Data provided >>
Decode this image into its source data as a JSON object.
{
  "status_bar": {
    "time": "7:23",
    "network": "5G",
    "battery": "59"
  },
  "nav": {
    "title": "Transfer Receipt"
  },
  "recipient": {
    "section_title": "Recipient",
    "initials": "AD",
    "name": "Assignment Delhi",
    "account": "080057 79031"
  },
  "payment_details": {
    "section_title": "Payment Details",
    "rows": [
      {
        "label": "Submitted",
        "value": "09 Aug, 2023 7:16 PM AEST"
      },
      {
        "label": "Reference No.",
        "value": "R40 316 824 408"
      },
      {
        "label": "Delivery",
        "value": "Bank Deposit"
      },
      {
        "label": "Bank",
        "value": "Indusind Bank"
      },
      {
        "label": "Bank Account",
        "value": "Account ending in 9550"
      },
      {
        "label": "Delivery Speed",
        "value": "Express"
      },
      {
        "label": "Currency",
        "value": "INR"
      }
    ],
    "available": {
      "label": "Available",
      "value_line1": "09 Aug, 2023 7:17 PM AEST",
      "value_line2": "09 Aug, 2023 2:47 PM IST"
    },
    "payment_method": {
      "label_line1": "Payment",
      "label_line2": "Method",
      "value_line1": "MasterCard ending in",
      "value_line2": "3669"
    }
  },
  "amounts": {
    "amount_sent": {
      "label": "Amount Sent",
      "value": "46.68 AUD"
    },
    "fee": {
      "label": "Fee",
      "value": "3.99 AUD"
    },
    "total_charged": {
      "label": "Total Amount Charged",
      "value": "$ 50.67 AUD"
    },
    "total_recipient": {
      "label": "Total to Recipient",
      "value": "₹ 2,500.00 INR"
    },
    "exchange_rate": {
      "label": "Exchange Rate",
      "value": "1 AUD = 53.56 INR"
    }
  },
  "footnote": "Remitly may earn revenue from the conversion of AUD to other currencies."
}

Required task >>
Extract every line containing the string "Bank" from the material.

Exercise answer >>
        "value": "Bank Deposit"
        "label": "Bank",
        "value": "Indusind Bank"
        "label": "Bank Account",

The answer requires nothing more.